- DOCUMENT SEGMENT
----
The M’s had a meeting after the debacle on Sunday, and they needed to. As the odds show, math is very much on their side, but they need to wrap things up so they can get some starters a bit of rest heading into what’s increasingly looking like a road series in the wild card round. To do that, they’ll have to play smarter than the team that’s frankly looked like they’re sleepwalking through September. Get the whole playoff drought weight off their backs, and then they really WILL have the luxury of taking it easy for a few days.
So what’s the ultimate goal here? Sure, WC #1 is, but that’s not terribly likely. The Jays are finishing strong, and have a three game lead, just a half game less than the M’s lead over Baltimore for WC #3. There is ample room for debate about which spot is best after #1. The #2 WC club plays on the road against WC #1. The #3 team plays on the road against the winner of the AL Central, the Guardians. The winner of THAT series faces the Yankees, while the winner of #1-#2 faces off with Houston.
ON KJR Radio, Dome and Bedlam guy and friend of the blog Nathan Bishop made a pitch for WC #2 as the best path because it means facing Houston in a shorter series, the 5 game ALDS round, rather than the 7 game ALCS round. Randomness has more scope to move in a shorter series compared to a longer one, so you want to minimize the games in order to minimize the advantage of Houston’s edge in talent. It makes some sense, and was praised on the radio. I just can’t get myself to agree.
The advantage of going through Cleveland and New York instead of Toronto and Houston should be obvious once you just type it out that way: it’s an easier path to the pennant. Yes, facing Houston in 5 is probably preferable to facing them in 7 games in the ALCS, but that doesn’t account for the odds that you let Tampa do your dirty work for you and win. I mean, they just did exactly that in 2020. The M’s odds of going to the World Series are long no matter what path they take, and I can see ignoring it if they’re exceptionally well matched against one team or another, but they ARE slightly higher with the Cleveland/NYY pathway. It makes sense to me, given that the M’s beat up on Cleveland and New York in home AND away series in the not so distant past. Cleveland can’t really hit, and while the Yankees are better, their line-up is extremely top-heavy and has some easier patches, just like the M’s. And all of the sudden, the M’s starting pitching looks pretty darn good against the Yanks. Even as good as they’ve been, I’m not sure that’s true against Houston, the best staff in the American League by a wide margin.
1: Crawford, SS
2: France, 3B
3: Haniger, RF
4: Suarez, DH
5: Raleigh, C
6: Santana, 1B
7: Kelenic, CF
8: Moore, LF
9: Frazier, 2B
SP: Ray
Tyson Miller got a cup of coffee with the Cubs in 2020, and pitched in one game for Texas before tonight. The 27 year old has struggled in AAA, though the PCL has been nearly unplayable for a few years now. He’s only faced 39 hitters in total across two orgs in two different years so there’s not a whole lot to say except this: he’s yet to strike anyone out. That’s kind of weird, as he’s posted high K rates in AAA, albeit paired with too-high walk rates and high average-against numbers. He’s been a sinker/slider/four-seam/change guy.
----
- DATASET ENTRIES
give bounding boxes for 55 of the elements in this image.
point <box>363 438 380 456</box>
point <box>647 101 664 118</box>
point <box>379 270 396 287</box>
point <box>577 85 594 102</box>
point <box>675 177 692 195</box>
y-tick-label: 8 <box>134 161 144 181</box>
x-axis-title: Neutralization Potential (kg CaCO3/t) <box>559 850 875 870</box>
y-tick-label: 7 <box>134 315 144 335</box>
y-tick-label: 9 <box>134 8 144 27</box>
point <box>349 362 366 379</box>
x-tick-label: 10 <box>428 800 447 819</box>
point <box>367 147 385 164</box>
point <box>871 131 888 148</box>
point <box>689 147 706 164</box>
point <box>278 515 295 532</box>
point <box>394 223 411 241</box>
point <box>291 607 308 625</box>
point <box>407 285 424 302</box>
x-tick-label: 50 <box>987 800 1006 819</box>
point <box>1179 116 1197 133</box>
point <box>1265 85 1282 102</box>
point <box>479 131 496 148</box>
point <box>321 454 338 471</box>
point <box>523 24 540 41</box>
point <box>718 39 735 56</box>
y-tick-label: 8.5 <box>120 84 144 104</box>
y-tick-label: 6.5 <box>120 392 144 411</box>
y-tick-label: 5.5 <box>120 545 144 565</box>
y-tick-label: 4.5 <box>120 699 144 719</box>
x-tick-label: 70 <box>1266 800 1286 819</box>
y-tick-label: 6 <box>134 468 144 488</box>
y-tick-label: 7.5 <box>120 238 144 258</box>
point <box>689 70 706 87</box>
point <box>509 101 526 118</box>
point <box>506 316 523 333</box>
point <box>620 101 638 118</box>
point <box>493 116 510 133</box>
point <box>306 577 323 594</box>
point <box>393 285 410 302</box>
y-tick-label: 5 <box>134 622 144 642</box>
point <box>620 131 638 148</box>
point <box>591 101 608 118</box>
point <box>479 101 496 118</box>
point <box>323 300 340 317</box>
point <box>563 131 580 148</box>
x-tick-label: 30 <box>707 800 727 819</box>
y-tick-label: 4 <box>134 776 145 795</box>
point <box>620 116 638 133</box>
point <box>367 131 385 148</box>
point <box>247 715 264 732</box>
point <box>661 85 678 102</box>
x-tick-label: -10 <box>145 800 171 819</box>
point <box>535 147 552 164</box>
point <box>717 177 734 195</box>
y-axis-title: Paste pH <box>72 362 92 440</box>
----
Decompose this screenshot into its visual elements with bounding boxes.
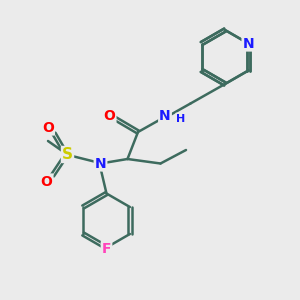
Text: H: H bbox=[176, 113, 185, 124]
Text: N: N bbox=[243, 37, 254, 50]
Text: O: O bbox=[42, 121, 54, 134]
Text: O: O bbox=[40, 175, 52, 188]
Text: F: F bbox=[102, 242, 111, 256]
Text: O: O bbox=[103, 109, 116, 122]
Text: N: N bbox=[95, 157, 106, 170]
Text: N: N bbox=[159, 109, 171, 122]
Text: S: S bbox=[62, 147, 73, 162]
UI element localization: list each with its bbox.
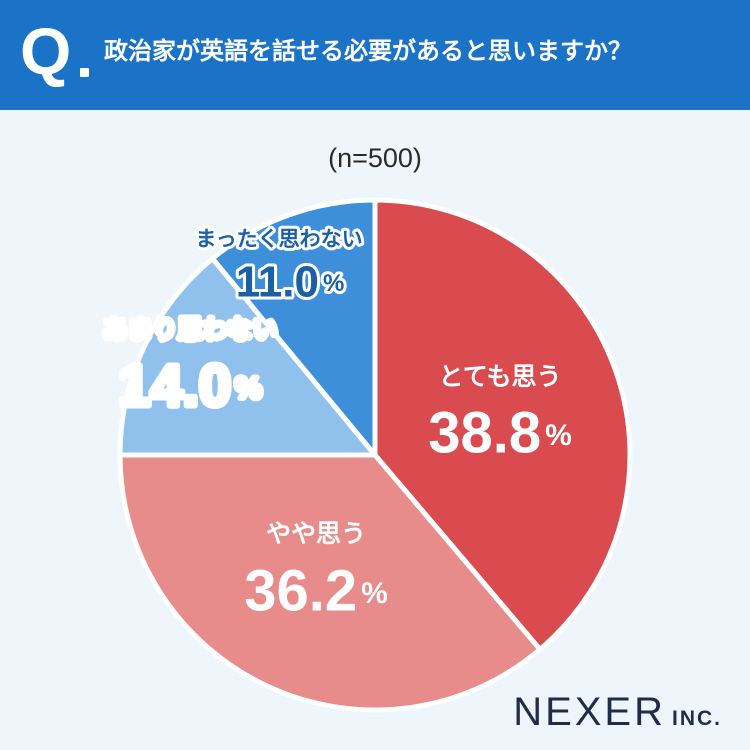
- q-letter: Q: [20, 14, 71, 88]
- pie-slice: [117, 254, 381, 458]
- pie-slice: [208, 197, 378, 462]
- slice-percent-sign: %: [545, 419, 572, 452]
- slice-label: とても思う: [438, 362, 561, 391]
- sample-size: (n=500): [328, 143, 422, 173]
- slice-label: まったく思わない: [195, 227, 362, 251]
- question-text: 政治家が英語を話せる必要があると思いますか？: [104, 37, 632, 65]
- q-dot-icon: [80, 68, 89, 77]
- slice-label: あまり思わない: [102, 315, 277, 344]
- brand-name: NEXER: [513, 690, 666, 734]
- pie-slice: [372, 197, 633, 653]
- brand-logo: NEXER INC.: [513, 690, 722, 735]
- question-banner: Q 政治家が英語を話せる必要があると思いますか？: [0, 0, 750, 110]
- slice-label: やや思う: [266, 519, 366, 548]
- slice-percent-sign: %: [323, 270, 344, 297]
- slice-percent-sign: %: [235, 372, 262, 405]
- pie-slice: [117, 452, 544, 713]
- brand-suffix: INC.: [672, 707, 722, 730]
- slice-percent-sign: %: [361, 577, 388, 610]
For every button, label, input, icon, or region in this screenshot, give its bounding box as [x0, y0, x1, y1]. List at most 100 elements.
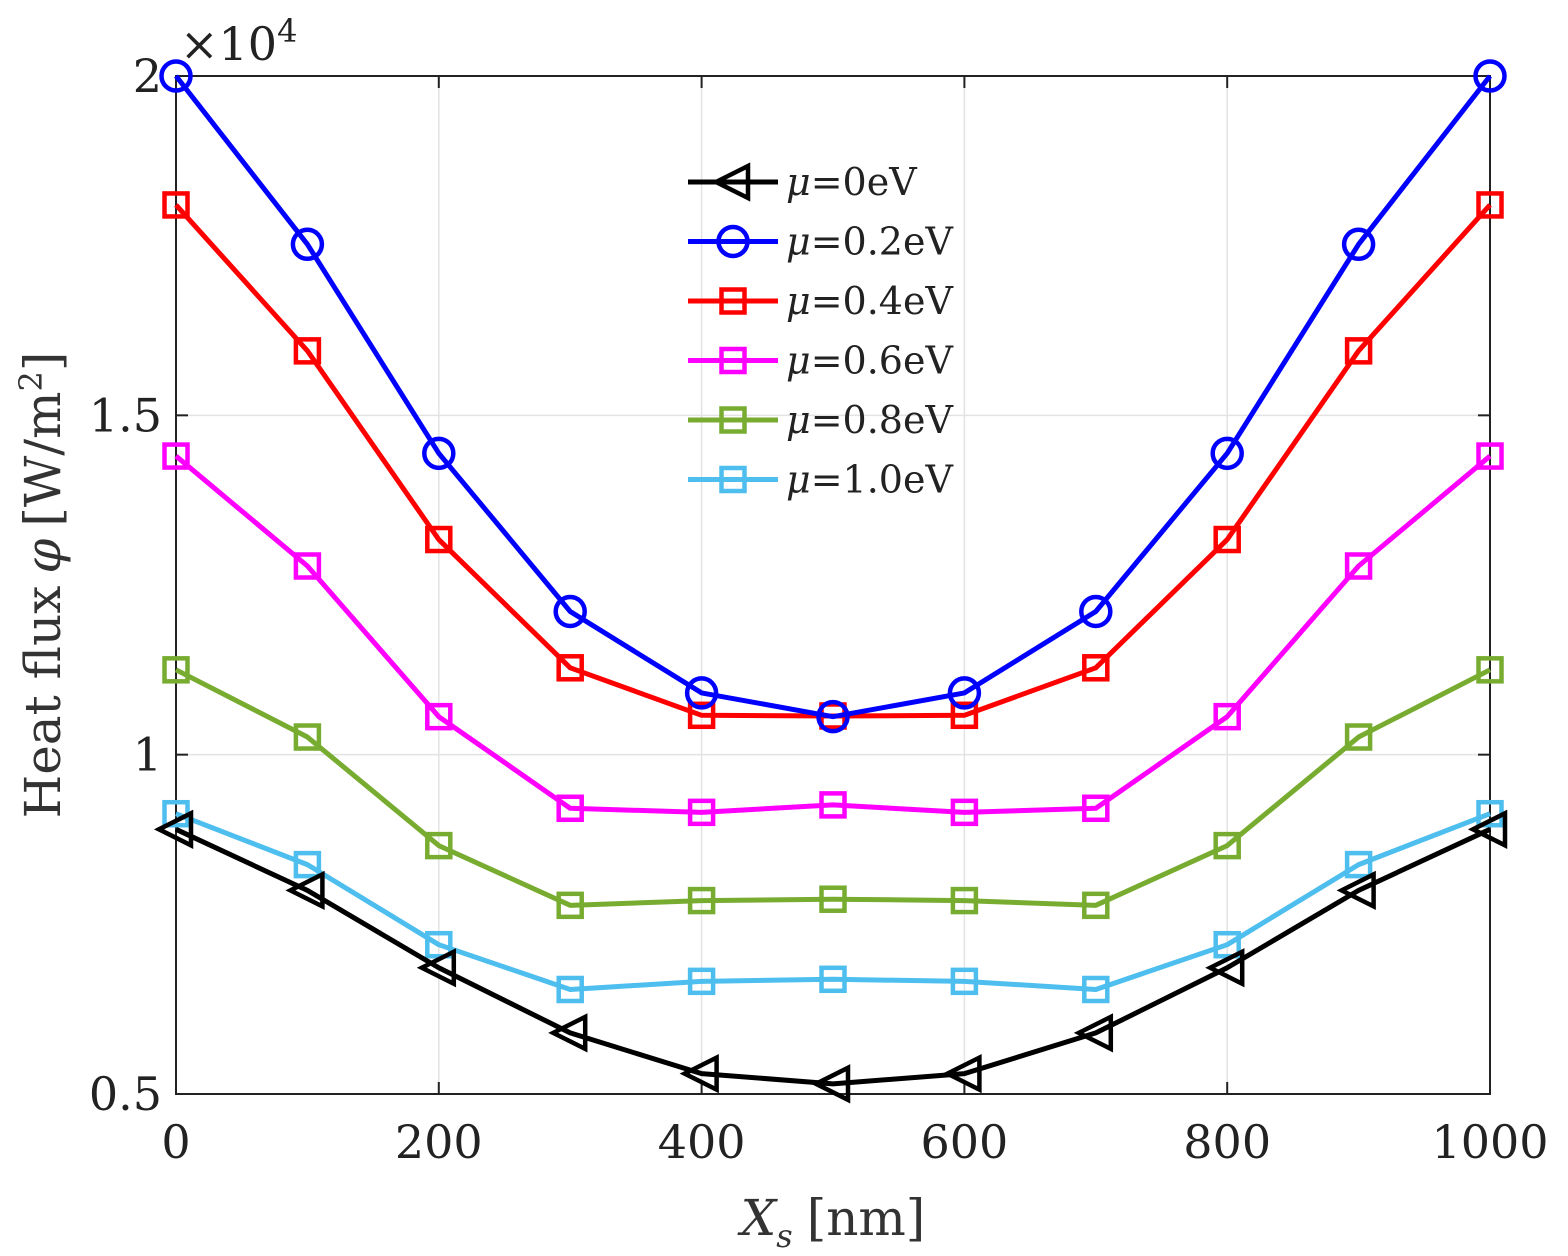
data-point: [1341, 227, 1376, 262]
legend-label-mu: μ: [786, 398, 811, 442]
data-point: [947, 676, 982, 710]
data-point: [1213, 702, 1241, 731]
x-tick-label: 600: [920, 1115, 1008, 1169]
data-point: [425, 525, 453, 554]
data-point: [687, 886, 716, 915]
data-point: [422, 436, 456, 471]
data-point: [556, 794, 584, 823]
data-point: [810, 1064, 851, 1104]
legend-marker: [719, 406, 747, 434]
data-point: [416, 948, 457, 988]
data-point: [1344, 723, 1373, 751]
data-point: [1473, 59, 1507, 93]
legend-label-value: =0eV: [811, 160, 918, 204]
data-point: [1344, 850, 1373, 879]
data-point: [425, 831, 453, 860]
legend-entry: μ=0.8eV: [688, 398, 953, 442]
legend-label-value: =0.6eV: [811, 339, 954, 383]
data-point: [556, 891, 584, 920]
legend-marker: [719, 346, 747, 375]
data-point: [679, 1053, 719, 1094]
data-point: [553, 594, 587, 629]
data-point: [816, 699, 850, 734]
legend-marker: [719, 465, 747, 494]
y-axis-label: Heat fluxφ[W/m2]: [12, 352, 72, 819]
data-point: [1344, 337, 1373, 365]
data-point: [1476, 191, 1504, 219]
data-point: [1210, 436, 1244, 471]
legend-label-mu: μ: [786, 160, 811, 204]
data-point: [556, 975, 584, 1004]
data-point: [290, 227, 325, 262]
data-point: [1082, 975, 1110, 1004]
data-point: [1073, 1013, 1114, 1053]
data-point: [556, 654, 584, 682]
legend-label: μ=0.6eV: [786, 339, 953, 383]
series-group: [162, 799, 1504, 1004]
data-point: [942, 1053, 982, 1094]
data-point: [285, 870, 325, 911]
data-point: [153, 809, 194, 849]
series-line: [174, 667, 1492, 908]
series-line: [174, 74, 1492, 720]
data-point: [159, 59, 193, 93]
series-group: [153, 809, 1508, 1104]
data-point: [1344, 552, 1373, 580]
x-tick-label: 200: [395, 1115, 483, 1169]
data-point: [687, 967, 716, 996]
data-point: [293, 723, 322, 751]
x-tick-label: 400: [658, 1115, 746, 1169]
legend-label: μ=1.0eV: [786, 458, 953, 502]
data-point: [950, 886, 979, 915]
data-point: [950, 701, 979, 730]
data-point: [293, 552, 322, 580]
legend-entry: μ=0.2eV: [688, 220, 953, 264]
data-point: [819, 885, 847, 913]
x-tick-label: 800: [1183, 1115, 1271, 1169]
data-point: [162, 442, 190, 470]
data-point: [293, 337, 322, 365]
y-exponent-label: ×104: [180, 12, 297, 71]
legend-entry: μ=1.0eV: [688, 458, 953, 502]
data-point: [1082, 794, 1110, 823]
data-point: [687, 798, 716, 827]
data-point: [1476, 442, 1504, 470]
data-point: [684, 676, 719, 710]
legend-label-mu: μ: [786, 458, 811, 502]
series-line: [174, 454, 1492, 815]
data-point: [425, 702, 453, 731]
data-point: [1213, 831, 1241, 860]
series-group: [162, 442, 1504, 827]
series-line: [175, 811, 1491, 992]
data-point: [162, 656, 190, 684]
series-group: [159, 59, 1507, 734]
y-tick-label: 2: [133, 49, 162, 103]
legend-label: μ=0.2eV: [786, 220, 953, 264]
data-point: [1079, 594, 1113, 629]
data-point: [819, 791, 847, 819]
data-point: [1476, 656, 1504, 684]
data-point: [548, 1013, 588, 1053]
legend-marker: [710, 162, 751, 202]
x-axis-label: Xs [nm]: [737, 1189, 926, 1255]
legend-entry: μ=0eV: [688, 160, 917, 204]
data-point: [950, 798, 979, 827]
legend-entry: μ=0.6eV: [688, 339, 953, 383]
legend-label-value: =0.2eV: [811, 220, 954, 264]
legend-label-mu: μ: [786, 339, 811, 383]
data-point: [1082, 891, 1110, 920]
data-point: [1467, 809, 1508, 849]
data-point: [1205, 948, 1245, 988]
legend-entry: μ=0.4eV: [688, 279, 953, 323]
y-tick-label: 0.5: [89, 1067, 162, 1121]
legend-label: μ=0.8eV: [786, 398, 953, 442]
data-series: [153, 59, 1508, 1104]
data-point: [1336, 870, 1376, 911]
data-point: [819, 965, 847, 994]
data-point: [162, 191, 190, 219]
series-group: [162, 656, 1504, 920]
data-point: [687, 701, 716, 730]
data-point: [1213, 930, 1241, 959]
----
- TASK SET
[A] For each statement about the wild card post, answer yes or no, and quote the words from the post that decide it.
(i) The Jays hold a three game lead.
(ii) The ALDS round is a seven game series.
(iii) Tyson Miller has already struck out at least one hitter.
[B] Answer these questions using facts from the wild card post.
(i) Who is listed as the starting pitcher?
(ii) Against which team does the #3 wild card club play on the road?
(iii) How old is Tyson Miller?
The entries have no role in this work.

- FINAL RESULTS
[A]
(i) Yes: "The Jays are finishing strong, and have a three game lead"
(ii) No: "the 5 game ALDS round, rather than the 7 game ALCS round"
(iii) No: "he’s yet to strike anyone out"

[B]
(i) Ray
(ii) The Guardians, the winner of the AL Central
(iii) 27